[Begin Source material]

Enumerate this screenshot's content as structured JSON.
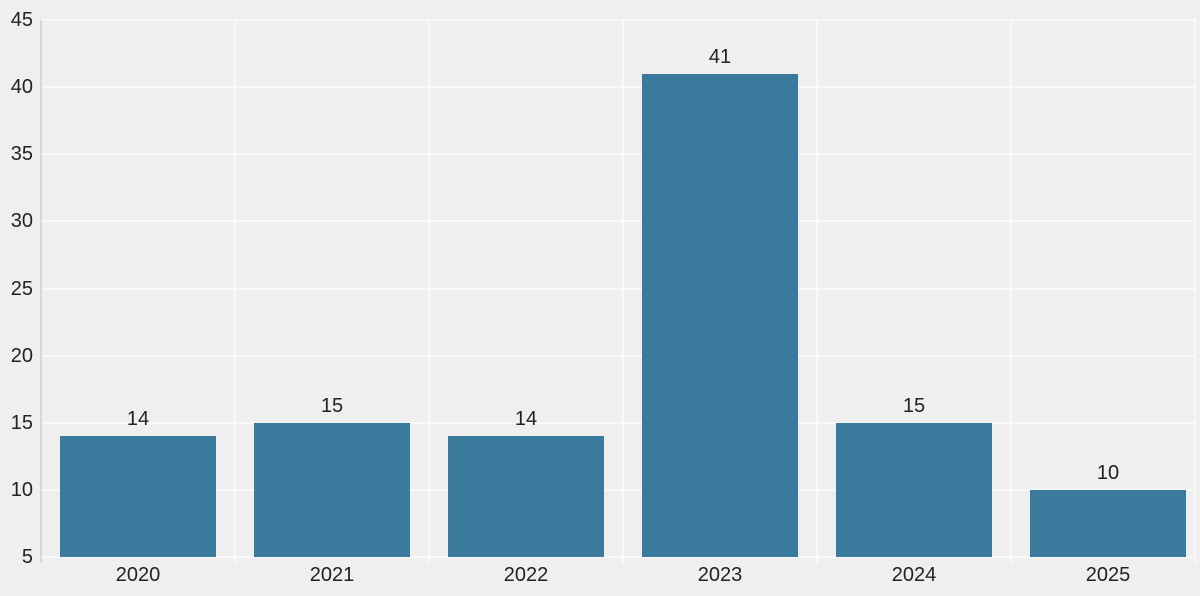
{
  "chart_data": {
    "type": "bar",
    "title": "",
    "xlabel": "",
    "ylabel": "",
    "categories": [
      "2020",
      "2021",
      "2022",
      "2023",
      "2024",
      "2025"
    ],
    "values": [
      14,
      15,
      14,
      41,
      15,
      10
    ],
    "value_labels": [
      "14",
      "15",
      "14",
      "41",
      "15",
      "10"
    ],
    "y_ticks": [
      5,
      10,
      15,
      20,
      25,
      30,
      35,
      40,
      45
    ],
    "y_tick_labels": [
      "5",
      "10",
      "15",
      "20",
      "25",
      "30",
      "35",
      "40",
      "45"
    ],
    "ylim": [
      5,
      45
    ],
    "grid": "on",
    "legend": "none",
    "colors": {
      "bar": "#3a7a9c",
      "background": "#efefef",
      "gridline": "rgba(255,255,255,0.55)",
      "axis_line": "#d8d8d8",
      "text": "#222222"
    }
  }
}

[End Source material]
[Begin Source material]

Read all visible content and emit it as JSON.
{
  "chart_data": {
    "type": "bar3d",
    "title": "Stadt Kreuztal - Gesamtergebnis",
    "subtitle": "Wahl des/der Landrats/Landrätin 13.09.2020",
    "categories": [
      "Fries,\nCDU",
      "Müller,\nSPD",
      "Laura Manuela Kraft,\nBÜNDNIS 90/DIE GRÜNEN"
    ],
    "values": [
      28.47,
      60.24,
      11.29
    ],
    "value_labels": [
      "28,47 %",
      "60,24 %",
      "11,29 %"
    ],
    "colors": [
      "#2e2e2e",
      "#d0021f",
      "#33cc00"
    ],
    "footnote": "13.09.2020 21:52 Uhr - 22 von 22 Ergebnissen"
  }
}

[End Source material]

Job: Collect every line from the records above that contains the word "JSON".

Solution to the problem:
Enumerate this screenshot's content as structured JSON.
Read all visible content and emit it as JSON.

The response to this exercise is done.